[Dataset records]
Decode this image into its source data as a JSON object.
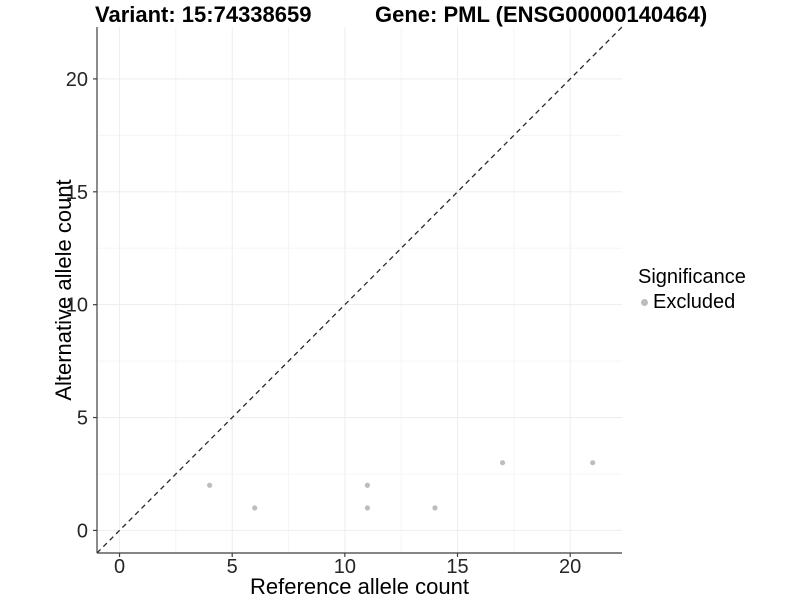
{
  "chart_data": {
    "type": "scatter",
    "title_left": "Variant: 15:74338659",
    "title_right": "Gene: PML (ENSG00000140464)",
    "xlabel": "Reference allele count",
    "ylabel": "Alternative allele count",
    "xlim": [
      -1,
      22.3
    ],
    "ylim": [
      -1,
      22.3
    ],
    "x_ticks": [
      0,
      5,
      10,
      15,
      20
    ],
    "y_ticks": [
      0,
      5,
      10,
      15,
      20
    ],
    "minor_tick_step": 2.5,
    "grid": "major+minor",
    "identity_line": {
      "equation": "y = x",
      "style": "dashed",
      "color": "#2a2a2a"
    },
    "legend": {
      "title": "Significance",
      "position": "right",
      "entries": [
        {
          "label": "Excluded",
          "color": "#bdbdbd"
        }
      ]
    },
    "series": [
      {
        "name": "Excluded",
        "color": "#bdbdbd",
        "points": [
          [
            4,
            2
          ],
          [
            6,
            1
          ],
          [
            11,
            1
          ],
          [
            11,
            2
          ],
          [
            14,
            1
          ],
          [
            17,
            3
          ],
          [
            21,
            3
          ]
        ]
      }
    ],
    "colors": {
      "point": "#bdbdbd",
      "axis_line": "#3f3f3f",
      "tick_mark": "#3f3f3f",
      "grid_major": "#ededed",
      "grid_minor": "#f5f5f5",
      "tick_label": "#262626"
    }
  }
}
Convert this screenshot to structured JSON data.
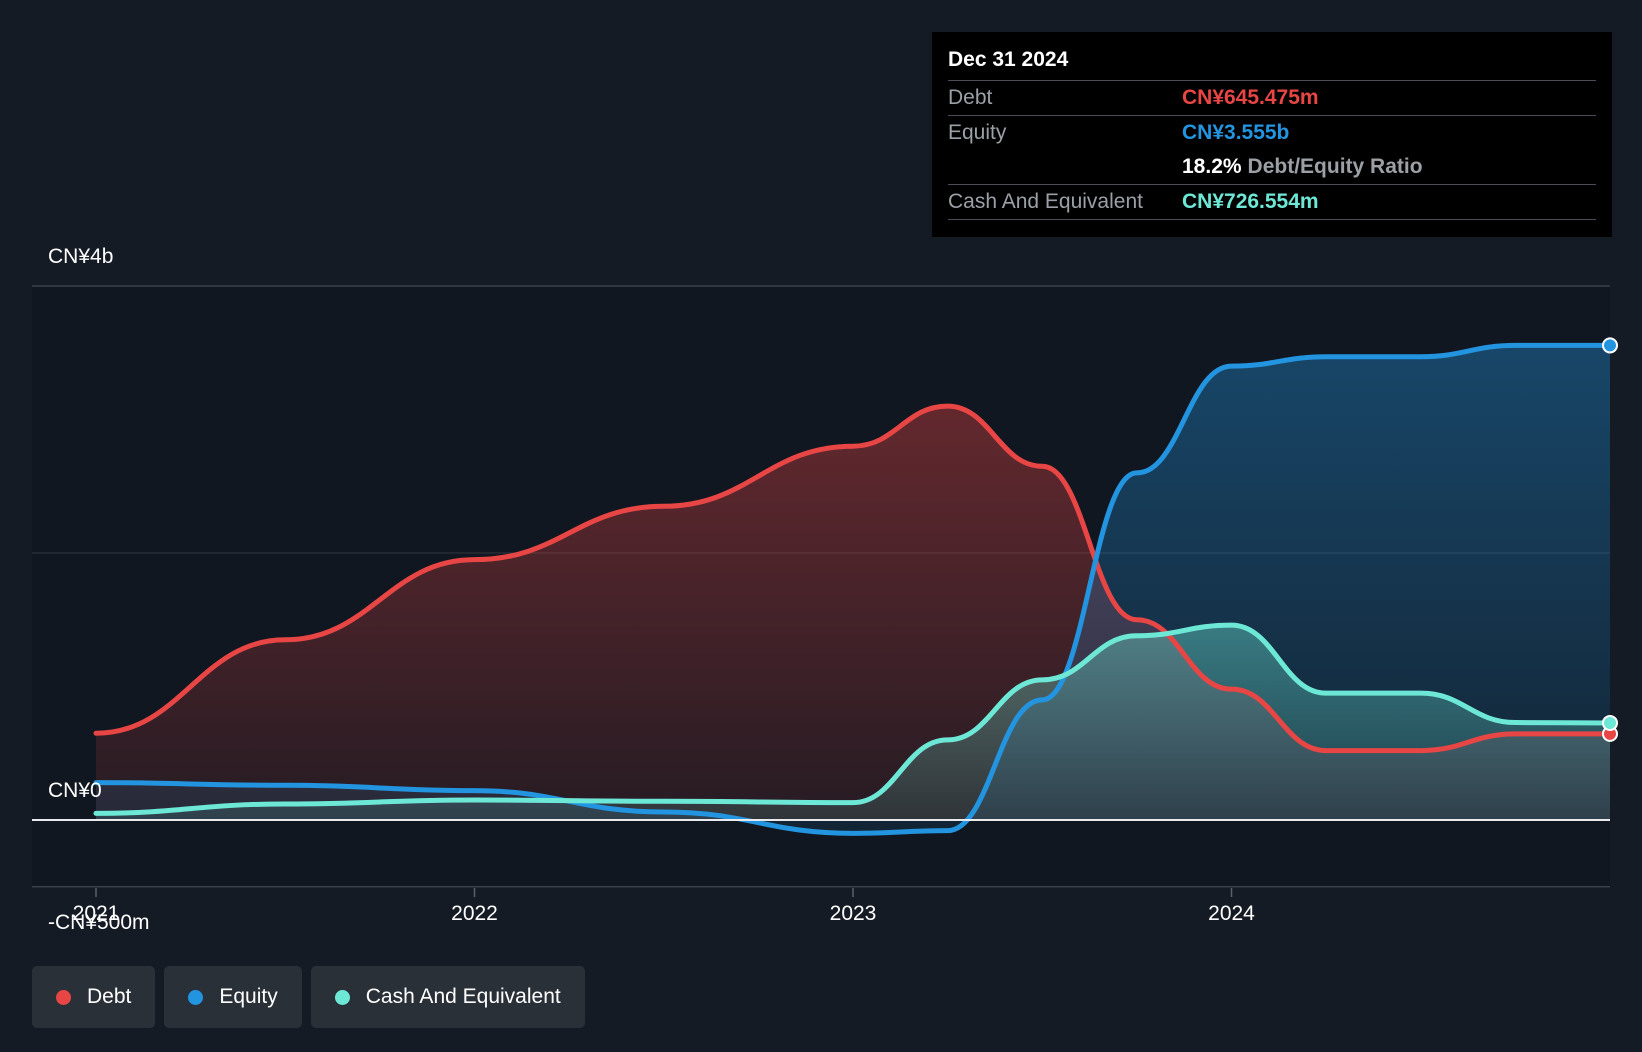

- **Instructions for the task**
Write out each entry exactly as given, omitting any picture.

- **Reply to the task**
Decode this image into its source data as a JSON object.
{
  "chart_data": {
    "type": "scatter",
    "title_left": "Variant: 15:74338659",
    "title_right": "Gene: PML (ENSG00000140464)",
    "xlabel": "Reference allele count",
    "ylabel": "Alternative allele count",
    "xlim": [
      -1,
      22.3
    ],
    "ylim": [
      -1,
      22.3
    ],
    "x_ticks": [
      0,
      5,
      10,
      15,
      20
    ],
    "y_ticks": [
      0,
      5,
      10,
      15,
      20
    ],
    "minor_tick_step": 2.5,
    "grid": "major+minor",
    "identity_line": {
      "equation": "y = x",
      "style": "dashed",
      "color": "#2a2a2a"
    },
    "legend": {
      "title": "Significance",
      "position": "right",
      "entries": [
        {
          "label": "Excluded",
          "color": "#bdbdbd"
        }
      ]
    },
    "series": [
      {
        "name": "Excluded",
        "color": "#bdbdbd",
        "points": [
          [
            4,
            2
          ],
          [
            6,
            1
          ],
          [
            11,
            1
          ],
          [
            11,
            2
          ],
          [
            14,
            1
          ],
          [
            17,
            3
          ],
          [
            21,
            3
          ]
        ]
      }
    ],
    "colors": {
      "point": "#bdbdbd",
      "axis_line": "#3f3f3f",
      "tick_mark": "#3f3f3f",
      "grid_major": "#ededed",
      "grid_minor": "#f5f5f5",
      "tick_label": "#262626"
    }
  }
}
Convert this screenshot to structured JSON data.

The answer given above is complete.